:: Given request ::
Rewrite every line of the entries below as a JSON list of strings, one string per line, skipping blank lines and omitting the picture placeholders.

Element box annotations
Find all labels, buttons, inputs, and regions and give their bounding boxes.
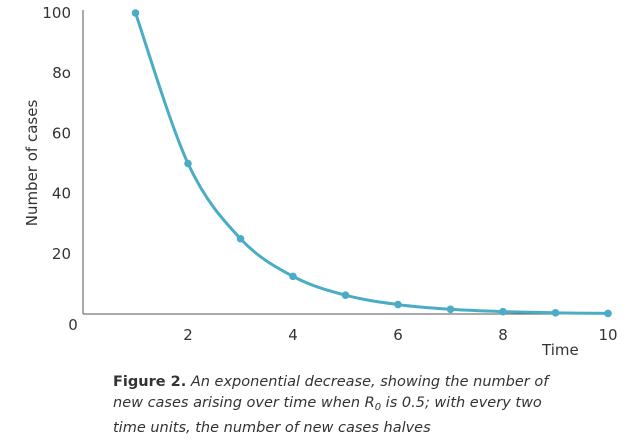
series-line-0 [134,11,610,315]
y-tick-label-100: 100 [42,4,71,22]
caption-text-before: An exponential decrease, showing the num… [113,374,549,411]
y-tick-label-20: 20 [52,245,71,263]
y-tick-label-80: 8o [52,64,71,82]
y-tick-label-40: 40 [52,185,71,203]
x-tick-label-6: 6 [393,326,403,344]
x-tick-label-10: 10 [598,326,617,344]
data-point-5 [341,291,350,299]
x-tick-label-0: 0 [68,316,78,334]
data-point-3 [236,234,245,243]
chart-tick-labels: 20 40 60 8o 100 0 2 4 6 8 10 [42,4,617,344]
data-point-4 [289,272,297,281]
y-axis-title: Number of cases [23,100,41,227]
data-point-7 [446,305,455,314]
chart-axes [82,10,610,315]
data-point-2 [184,159,192,168]
data-point-10 [604,309,612,318]
data-point-9 [551,309,560,317]
x-axis-title: Time [541,341,579,359]
chart-series-layer [131,9,612,318]
caption-label: Figure 2. [113,374,187,390]
data-point-8 [499,307,507,316]
data-point-1 [131,9,140,17]
caption-text-after: is 0.5; with every two time units, the n… [113,395,542,436]
y-tick-label-60: 60 [52,124,71,142]
line-chart: 20 40 60 8o 100 0 2 4 6 8 10 Number of cases Time [23,4,618,359]
x-tick-label-4: 4 [288,326,298,344]
figure-caption: Figure 2. An exponential decrease, showi… [113,372,553,439]
x-tick-label-8: 8 [498,326,508,344]
caption-subscript: 0 [374,402,382,413]
x-tick-label-2: 2 [183,326,193,344]
data-point-6 [394,300,402,309]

:: Task response ::
[
  "Find all labels, buttons, inputs, and regions and give their bounding boxes.",
  "series-line-0 [134,11,610,315]",
  "y-tick-label-100: 100 [42,4,71,22]",
  "caption-text-before: An exponential decrease, showing the num… [113,374,549,411]",
  "y-tick-label-20: 20 [52,245,71,263]",
  "y-tick-label-80: 8o [52,64,71,82]",
  "y-tick-label-40: 40 [52,185,71,203]",
  "x-tick-label-6: 6 [393,326,403,344]",
  "x-tick-label-10: 10 [598,326,617,344]",
  "data-point-5 [341,291,350,299]",
  "x-tick-label-0: 0 [68,316,78,334]",
  "data-point-3 [236,234,245,243]",
  "chart-tick-labels: 20 40 60 8o 100 0 2 4 6 8 10 [42,4,617,344]",
  "data-point-4 [289,272,297,281]",
  "y-axis-title: Number of cases [23,100,41,227]",
  "data-point-7 [446,305,455,314]",
  "chart-axes [82,10,610,315]",
  "data-point-2 [184,159,192,168]",
  "data-point-10 [604,309,612,318]",
  "data-point-9 [551,309,560,317]",
  "x-axis-title: Time [541,341,579,359]",
  "chart-series-layer [131,9,612,318]",
  "caption-label: Figure 2. [113,374,187,390]",
  "data-point-8 [499,307,507,316]",
  "data-point-1 [131,9,140,17]",
  "caption-text-after: is 0.5; with every two time units, the n… [113,395,542,436]",
  "y-tick-label-60: 60 [52,124,71,142]",
  "line-chart: 20 40 60 8o 100 0 2 4 6 8 10 Number of cases Time [23,4,618,359]",
  "x-tick-label-4: 4 [288,326,298,344]",
  "figure-caption: Figure 2. An exponential decrease, showi… [113,372,553,439]",
  "x-tick-label-8: 8 [498,326,508,344]",
  "caption-subscript: 0 [374,402,382,413]",
  "x-tick-label-2: 2 [183,326,193,344]",
  "data-point-6 [394,300,402,309]"
]